▶ _PROBLEM TO SOLVE_
Return the lines where the word "alguna" occurs.

Begin DATA SHOWN

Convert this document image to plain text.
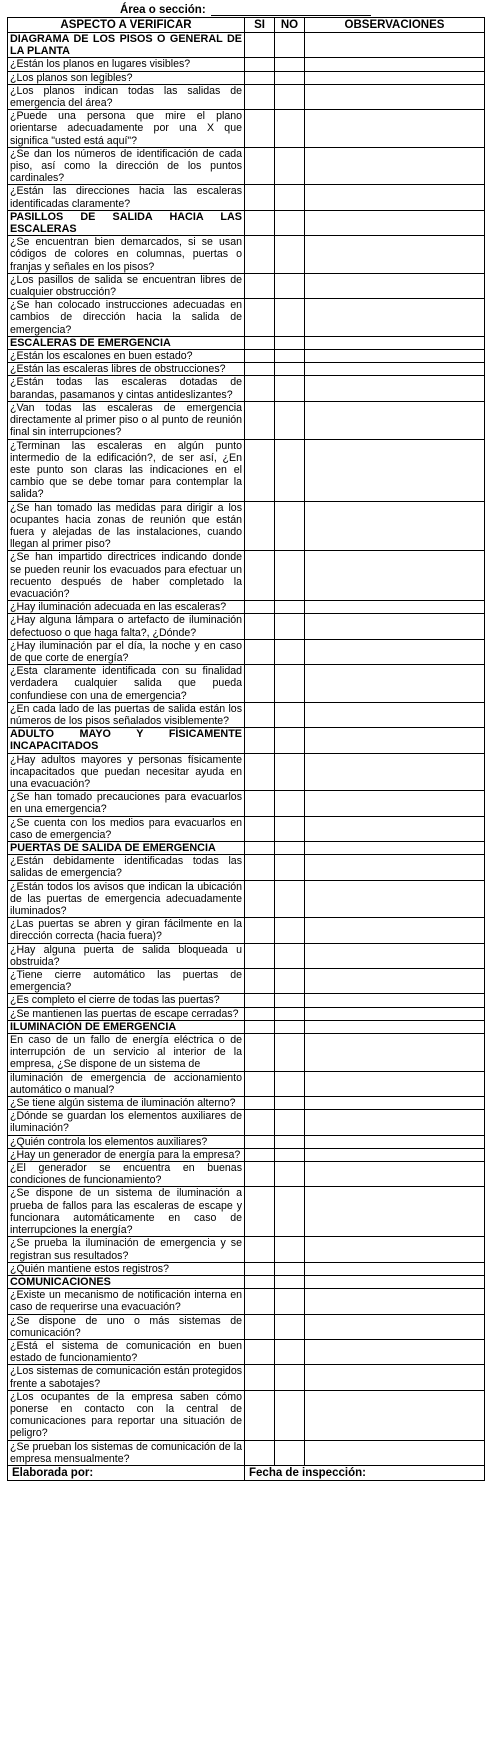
Área o sección:
ASPECTO A VERIFICAR	SI	NO	OBSERVACIONES
DIAGRAMA DE LOS PISOS O GENERAL DE LA PLANTA			
¿Están los planos en lugares visibles?			
¿Los planos son legibles?			
¿Los planos indican todas las salidas de emergencia del área?			
¿Puede una persona que mire el plano orientarse adecuadamente por una X que significa "usted está aquí"?			
¿Se dan los números de identificación de cada piso, así como la dirección de los puntos cardinales?			
¿Están las direcciones hacia las escaleras identificadas claramente?			
PASILLOS DE SALIDA HACIA LAS ESCALERAS			
¿Se encuentran bien demarcados, si se usan códigos de colores en columnas, puertas o franjas y señales en los pisos?			
¿Los pasillos de salida se encuentran libres de cualquier obstrucción?			
¿Se han colocado instrucciones adecuadas en cambios de dirección hacia la salida de emergencia?			
ESCALERAS DE EMERGENCIA			
¿Están los escalones en buen estado?			
¿Están las escaleras libres de obstrucciones?			
¿Están todas las escaleras dotadas de barandas, pasamanos y cintas antideslizantes?			
¿Van todas las escaleras de emergencia directamente al primer piso o al punto de reunión final sin interrupciones?			
¿Terminan las escaleras en algún punto intermedio de la edificación?, de ser así, ¿En este punto son claras las indicaciones en el cambio que se debe tomar para contemplar la salida?			
¿Se han tomado las medidas para dirigir a los ocupantes hacia zonas de reunión que están fuera y alejadas de las instalaciones, cuando llegan al primer piso?			
¿Se han impartido directrices indicando donde se pueden reunir los evacuados para efectuar un recuento después de haber completado la evacuación?			
¿Hay iluminación adecuada en las escaleras?			
¿Hay alguna lámpara o artefacto de iluminación defectuoso o que haga falta?, ¿Dónde?			
¿Hay iluminación par el día, la noche y en caso de que corte de energía?			
¿Esta claramente identificada con su finalidad verdadera cualquier salida que pueda confundiese con una de emergencia?			
¿En cada lado de las puertas de salida están los números de los pisos señalados visiblemente?			
ADULTO MAYO Y FÍSICAMENTE INCAPACITADOS			
¿Hay adultos mayores y personas físicamente incapacitados que puedan necesitar ayuda en una evacuación?			
¿Se han tomado precauciones para evacuarlos en una emergencia?			
¿Se cuenta con los medios para evacuarlos en caso de emergencia?			
PUERTAS DE SALIDA DE EMERGENCIA			
¿Están debidamente identificadas todas las salidas de emergencia?			
¿Están todos los avisos que indican la ubicación de las puertas de emergencia adecuadamente iluminados?			
¿Las puertas se abren y giran fácilmente en la dirección correcta (hacia fuera)?			
¿Hay alguna puerta de salida bloqueada u obstruida?			
¿Tiene cierre automático las puertas de emergencia?			
¿Es completo el cierre de todas las puertas?			
¿Se mantienen las puertas de escape cerradas?			
ILUMINACIÓN DE EMERGENCIA			
En caso de un fallo de energía eléctrica o de interrupción de un servicio al interior de la empresa, ¿Se dispone de un sistema de			
iluminación de emergencia de accionamiento automático o manual?			
¿Se tiene algún sistema de iluminación alterno?			
¿Dónde se guardan los elementos auxiliares de iluminación?			
¿Quién controla los elementos auxiliares?			
¿Hay un generador de energía para la empresa?			
¿El generador se encuentra en buenas condiciones de funcionamiento?			
¿Se dispone de un sistema de iluminación a prueba de fallos para las escaleras de escape y funcionara automáticamente en caso de interrupciones la energía?			
¿Se prueba la iluminación de emergencia y se registran sus resultados?			
¿Quién mantiene estos registros?			
COMUNICACIONES			
¿Existe un mecanismo de notificación interna en caso de requerirse una evacuación?			
¿Se dispone de uno o más sistemas de comunicación?			
¿Está el sistema de comunicación en buen estado de funcionamiento?			
¿Los sistemas de comunicación están protegidos frente a sabotajes?			
¿Los ocupantes de la empresa saben cómo ponerse en contacto con la central de comunicaciones para reportar una situación de peligro?			
¿Se prueban los sistemas de comunicación de la empresa mensualmente?			
Elaborada por:	Fecha de inspección:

End DATA SHOWN

▶ _EXERCISE ANSWER_
¿Hay alguna lámpara o artefacto de iluminación defectuoso o que haga falta?, ¿Dónde?			
¿Hay alguna puerta de salida bloqueada u obstruida?			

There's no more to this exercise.